Work to complete: According to the Elastic Agent configuration guide below, when should the xpack.fleet.registryUrl setting be enabled?

Quoted passage:
★ ★ ★
D.2. How to configure ¶
There are three ways to configure Elastic Agent integrations:
- D.2.1. Using the Kibana UI
- D.2.2. Using the
kibana.yml
config file - D.2.3. Using the Kibana {fleet} API
D.2.1. Using the Kibana UI ¶
Best option for: Manual configuration and users who prefer using a UI over scripting.
Example: Get started with logs and metrics
Agent policies and integration settings can be managed using the Kibana UI. For example, the following shows the configuration of logging for the System integration in an Elastic Agent policy:
D.2.2. Using the kibana.yml
config file ¶
Good option for: Declarative configuration and users who need reproducible and automated deployments.
Example: Fleet settings in Kibana
Note
This documentation is still under development; there may be gaps around building custom agent policies.
You can have Kibana create Elastic Agent policies on your behalf by adding appropriate configuration parameters in the kibana.yml
settings file, these include:
xpack.fleet.packages
- Takes a list of all integration package names and versions that Kibana should download from the Elastic Package Registry (EPR). This is done because Elastic Agents themselves do not directly fetch packages from the EPR.
xpack.fleet.agentPolicies
- Takes a list of Elastic Agent policies in the format expected by the Kibana {fleet} HTTP API. Refer to the setting in Preconfiguration settings for the format. See also D.2.3. Using the Kibana {fleet} API.
xpack.fleet.registryUrl
- Takes a URL of the Elastic Package Registry that can be reached by the Kibana server. Enable this setting only when deploying in an air-gapped environment.
- Other settings
- You can add other, more discretionary settings for Fleet, Elastic Agents, & policies. Refer to Fleet settings in Kibana.
D.2.3. Using the Kibana {fleet} API ¶
Best option for: Declarative configuration and users who need reproducible and automated deployments in even the trickiest of environments.
Example: See the following.
It is possible to use custom scripts that call the Kibana {fleet} API to create or update policies without restarting Kibana, and also allowing for custom error handling and update logic.
★ ★ ★
Collected data entries:
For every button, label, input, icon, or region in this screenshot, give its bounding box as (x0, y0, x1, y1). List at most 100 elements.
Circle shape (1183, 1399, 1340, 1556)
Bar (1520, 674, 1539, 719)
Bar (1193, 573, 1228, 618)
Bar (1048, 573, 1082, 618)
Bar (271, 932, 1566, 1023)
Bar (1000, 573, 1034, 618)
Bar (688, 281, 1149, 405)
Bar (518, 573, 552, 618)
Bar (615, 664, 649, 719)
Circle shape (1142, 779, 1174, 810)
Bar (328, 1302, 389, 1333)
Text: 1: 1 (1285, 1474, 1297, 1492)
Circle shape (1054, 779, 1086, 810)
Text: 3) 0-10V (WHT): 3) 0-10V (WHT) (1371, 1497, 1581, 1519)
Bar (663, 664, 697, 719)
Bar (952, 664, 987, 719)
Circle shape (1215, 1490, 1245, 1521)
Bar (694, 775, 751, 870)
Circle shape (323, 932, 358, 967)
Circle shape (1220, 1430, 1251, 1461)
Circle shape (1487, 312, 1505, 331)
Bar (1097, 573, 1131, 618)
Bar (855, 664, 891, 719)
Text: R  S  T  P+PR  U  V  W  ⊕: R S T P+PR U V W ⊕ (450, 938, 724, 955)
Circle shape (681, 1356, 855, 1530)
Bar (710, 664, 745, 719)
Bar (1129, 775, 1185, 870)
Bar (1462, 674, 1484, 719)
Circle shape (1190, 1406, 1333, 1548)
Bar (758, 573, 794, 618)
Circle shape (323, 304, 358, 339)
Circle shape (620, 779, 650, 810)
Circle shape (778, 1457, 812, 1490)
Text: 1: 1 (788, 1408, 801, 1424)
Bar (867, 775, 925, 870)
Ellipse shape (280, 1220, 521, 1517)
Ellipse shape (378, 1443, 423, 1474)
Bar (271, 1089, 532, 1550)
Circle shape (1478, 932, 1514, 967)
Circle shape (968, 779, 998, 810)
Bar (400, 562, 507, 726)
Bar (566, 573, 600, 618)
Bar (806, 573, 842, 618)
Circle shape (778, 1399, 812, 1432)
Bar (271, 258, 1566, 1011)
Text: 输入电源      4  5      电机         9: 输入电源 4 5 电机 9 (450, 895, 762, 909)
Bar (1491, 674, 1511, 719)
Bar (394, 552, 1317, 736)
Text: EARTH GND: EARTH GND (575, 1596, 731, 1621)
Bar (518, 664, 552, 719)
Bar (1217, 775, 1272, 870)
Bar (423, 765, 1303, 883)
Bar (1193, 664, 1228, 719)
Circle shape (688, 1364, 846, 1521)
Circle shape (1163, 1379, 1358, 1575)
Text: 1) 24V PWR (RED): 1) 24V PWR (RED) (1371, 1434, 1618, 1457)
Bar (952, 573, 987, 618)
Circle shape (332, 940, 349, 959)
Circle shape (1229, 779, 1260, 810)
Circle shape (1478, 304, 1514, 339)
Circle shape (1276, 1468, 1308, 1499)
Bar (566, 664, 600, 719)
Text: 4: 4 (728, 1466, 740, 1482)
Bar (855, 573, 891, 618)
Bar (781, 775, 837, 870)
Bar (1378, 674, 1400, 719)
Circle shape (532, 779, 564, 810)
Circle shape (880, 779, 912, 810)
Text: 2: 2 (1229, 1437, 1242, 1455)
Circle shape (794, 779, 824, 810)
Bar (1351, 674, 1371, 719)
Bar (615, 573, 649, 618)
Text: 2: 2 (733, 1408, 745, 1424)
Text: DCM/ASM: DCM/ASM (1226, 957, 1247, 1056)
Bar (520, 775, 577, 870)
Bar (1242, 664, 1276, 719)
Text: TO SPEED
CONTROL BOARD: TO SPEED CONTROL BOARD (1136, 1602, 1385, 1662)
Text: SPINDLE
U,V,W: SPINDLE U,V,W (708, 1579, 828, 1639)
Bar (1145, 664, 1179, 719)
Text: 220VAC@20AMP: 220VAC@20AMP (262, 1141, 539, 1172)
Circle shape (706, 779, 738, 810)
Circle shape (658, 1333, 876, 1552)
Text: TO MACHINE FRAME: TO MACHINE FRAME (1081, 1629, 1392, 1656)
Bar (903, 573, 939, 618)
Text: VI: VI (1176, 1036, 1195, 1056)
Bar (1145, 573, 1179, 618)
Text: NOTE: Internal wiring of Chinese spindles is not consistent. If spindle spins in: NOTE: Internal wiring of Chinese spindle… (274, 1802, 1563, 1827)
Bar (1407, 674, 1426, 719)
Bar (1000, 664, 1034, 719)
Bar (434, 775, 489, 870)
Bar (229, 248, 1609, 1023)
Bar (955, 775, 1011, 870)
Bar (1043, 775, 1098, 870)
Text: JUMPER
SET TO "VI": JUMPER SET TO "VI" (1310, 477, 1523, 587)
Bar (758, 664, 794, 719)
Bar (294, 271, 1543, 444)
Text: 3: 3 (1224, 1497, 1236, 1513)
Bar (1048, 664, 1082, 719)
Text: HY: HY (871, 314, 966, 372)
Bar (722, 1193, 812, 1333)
★ ★ ★
Task answer: Only when deploying in an air-gapped environment.